▶ [EXERCISE DESCRIPTION]:
Omit all pictures. Copy the rest of the material exactly.
***** EXERCISE MATERIAL *****
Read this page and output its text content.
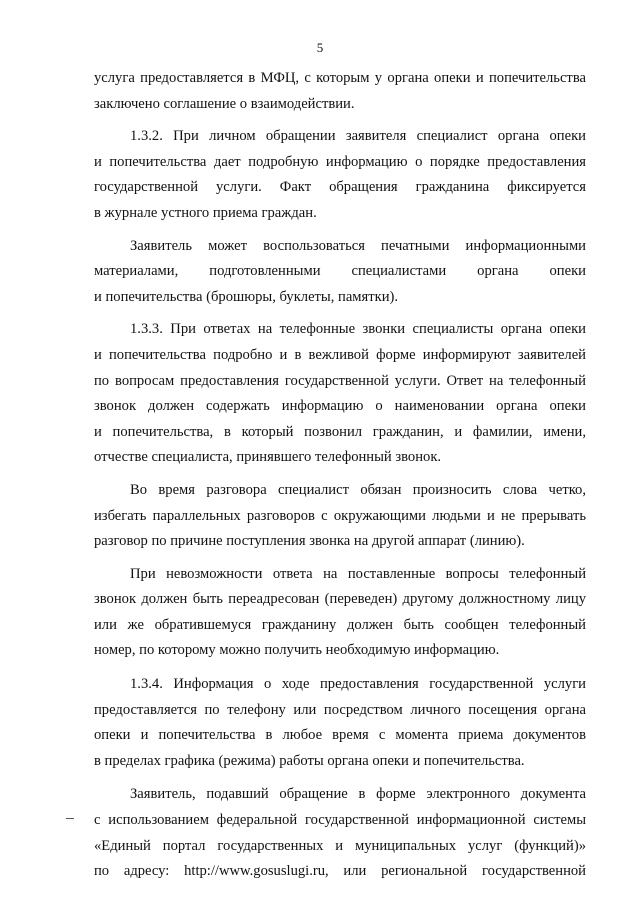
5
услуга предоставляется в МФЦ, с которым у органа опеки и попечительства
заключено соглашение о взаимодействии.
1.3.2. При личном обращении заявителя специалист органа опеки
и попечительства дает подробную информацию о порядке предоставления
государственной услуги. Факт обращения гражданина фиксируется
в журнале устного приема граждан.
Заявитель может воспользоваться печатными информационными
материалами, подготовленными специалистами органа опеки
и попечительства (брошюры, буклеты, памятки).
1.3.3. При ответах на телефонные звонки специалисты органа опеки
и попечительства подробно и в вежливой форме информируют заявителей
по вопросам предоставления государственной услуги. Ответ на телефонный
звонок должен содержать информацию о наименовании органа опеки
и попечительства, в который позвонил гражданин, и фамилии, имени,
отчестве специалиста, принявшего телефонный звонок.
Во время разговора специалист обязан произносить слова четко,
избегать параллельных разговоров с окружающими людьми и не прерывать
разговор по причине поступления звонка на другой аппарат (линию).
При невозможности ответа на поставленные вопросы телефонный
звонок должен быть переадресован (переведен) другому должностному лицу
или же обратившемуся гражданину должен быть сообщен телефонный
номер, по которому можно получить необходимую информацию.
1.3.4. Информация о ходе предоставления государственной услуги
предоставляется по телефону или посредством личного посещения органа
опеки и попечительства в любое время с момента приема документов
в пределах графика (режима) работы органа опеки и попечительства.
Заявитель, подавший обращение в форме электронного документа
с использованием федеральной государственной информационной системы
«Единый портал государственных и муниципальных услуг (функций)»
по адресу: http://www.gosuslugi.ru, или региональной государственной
*****
▶ [RIGHT ANSWER]:
Read this page and output its text content.
5
услуга предоставляется в МФЦ, с которым у органа опеки и попечительства
заключено соглашение о взаимодействии.
1.3.2. При личном обращении заявителя специалист органа опеки
и попечительства дает подробную информацию о порядке предоставления
государственной услуги. Факт обращения гражданина фиксируется
в журнале устного приема граждан.
Заявитель может воспользоваться печатными информационными
материалами, подготовленными специалистами органа опеки
и попечительства (брошюры, буклеты, памятки).
1.3.3. При ответах на телефонные звонки специалисты органа опеки
и попечительства подробно и в вежливой форме информируют заявителей
по вопросам предоставления государственной услуги. Ответ на телефонный
звонок должен содержать информацию о наименовании органа опеки
и попечительства, в который позвонил гражданин, и фамилии, имени,
отчестве специалиста, принявшего телефонный звонок.
Во время разговора специалист обязан произносить слова четко,
избегать параллельных разговоров с окружающими людьми и не прерывать
разговор по причине поступления звонка на другой аппарат (линию).
При невозможности ответа на поставленные вопросы телефонный
звонок должен быть переадресован (переведен) другому должностному лицу
или же обратившемуся гражданину должен быть сообщен телефонный
номер, по которому можно получить необходимую информацию.
1.3.4. Информация о ходе предоставления государственной услуги
предоставляется по телефону или посредством личного посещения органа
опеки и попечительства в любое время с момента приема документов
в пределах графика (режима) работы органа опеки и попечительства.
Заявитель, подавший обращение в форме электронного документа
с использованием федеральной государственной информационной системы
«Единый портал государственных и муниципальных услуг (функций)»
по адресу: http://www.gosuslugi.ru, или региональной государственной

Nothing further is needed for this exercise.